## REQUIRED WORK
Quote the entries word for word. Omit the pictures.

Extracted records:

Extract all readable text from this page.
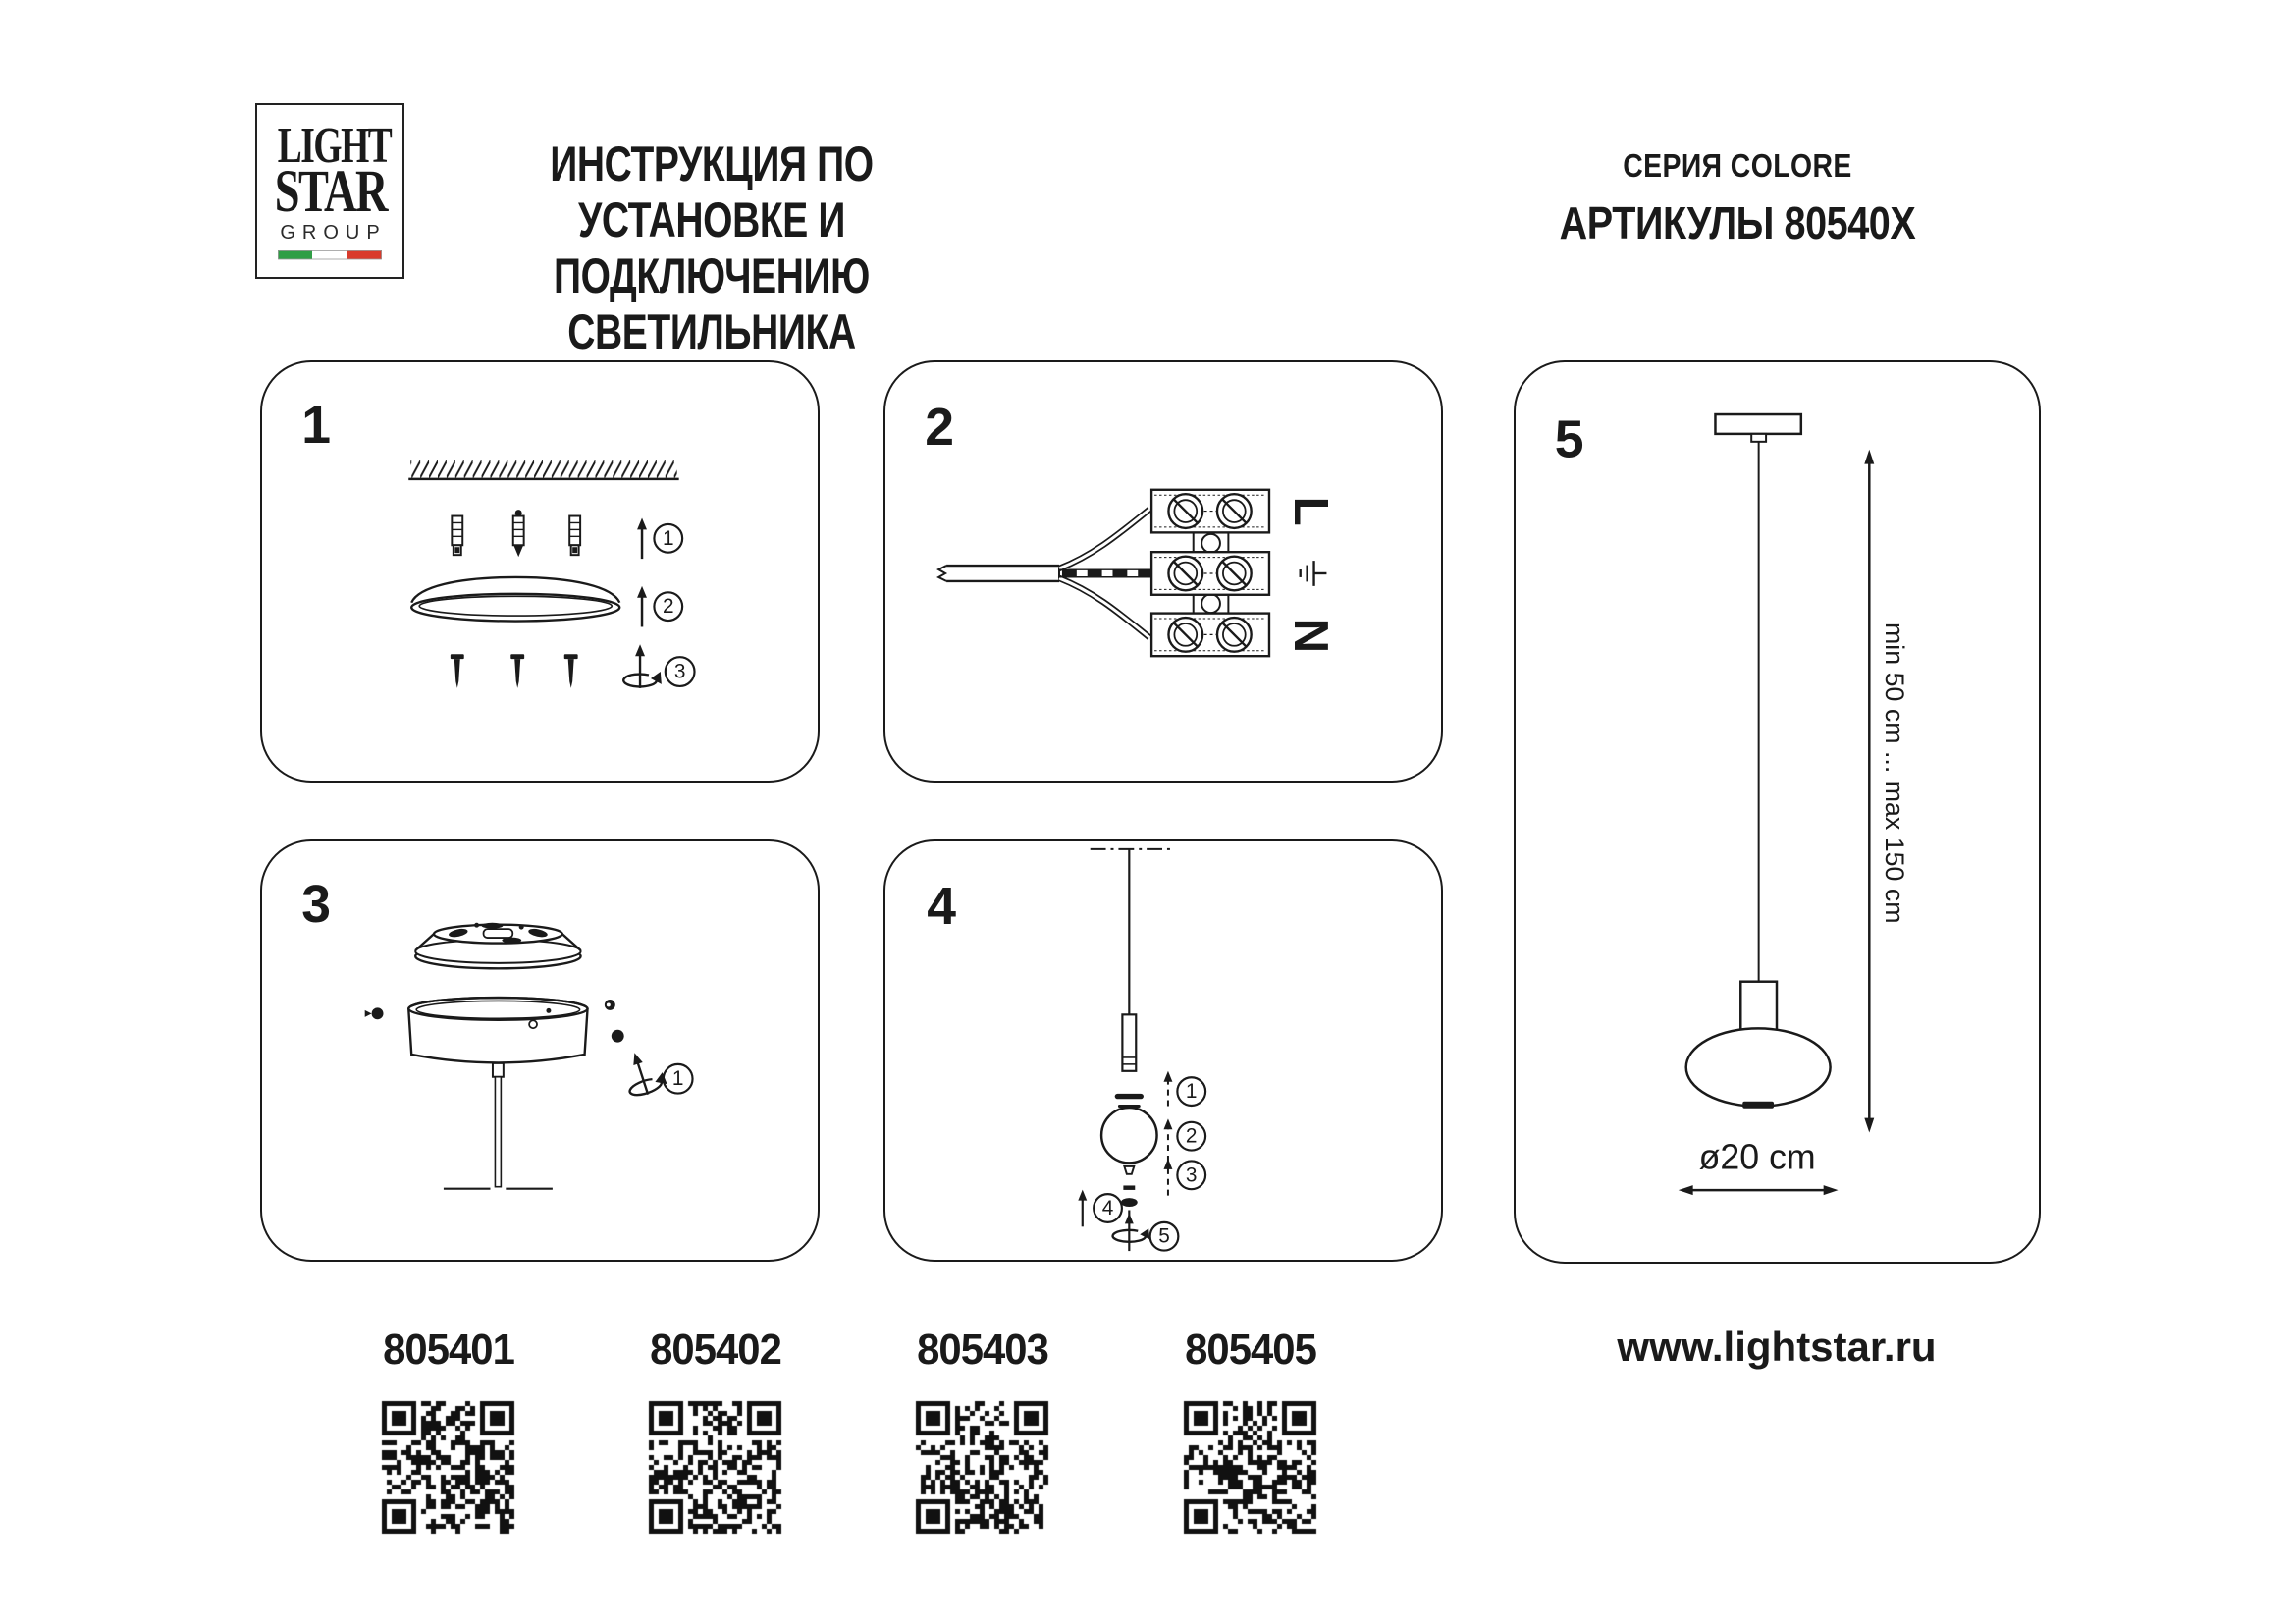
LIGHT
STAR
GROUP
ИНСТРУКЦИЯ ПО УСТАНОВКЕ И
ПОДКЛЮЧЕНИЮ СВЕТИЛЬНИКА
СЕРИЯ COLORE
АРТИКУЛЫ 80540X
1
1
2
3
2
L
N
3
1
4
1
2
3
4
5
5
min 50 cm ... max 150 cm
ø20 cm
805401	805402	805403	805405	www.lightstar.ru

## EXERCISE OUTPUT
Extract all readable text from this page.
LIGHT
STAR
GROUP
ИНСТРУКЦИЯ ПО УСТАНОВКЕ И
ПОДКЛЮЧЕНИЮ СВЕТИЛЬНИКА
СЕРИЯ COLORE
АРТИКУЛЫ 80540X
1
1
2
3
2
L
N
3
1
4
1
2
3
4
5
5
min 50 cm ... max 150 cm
ø20 cm
805401	805402	805403	805405	www.lightstar.ru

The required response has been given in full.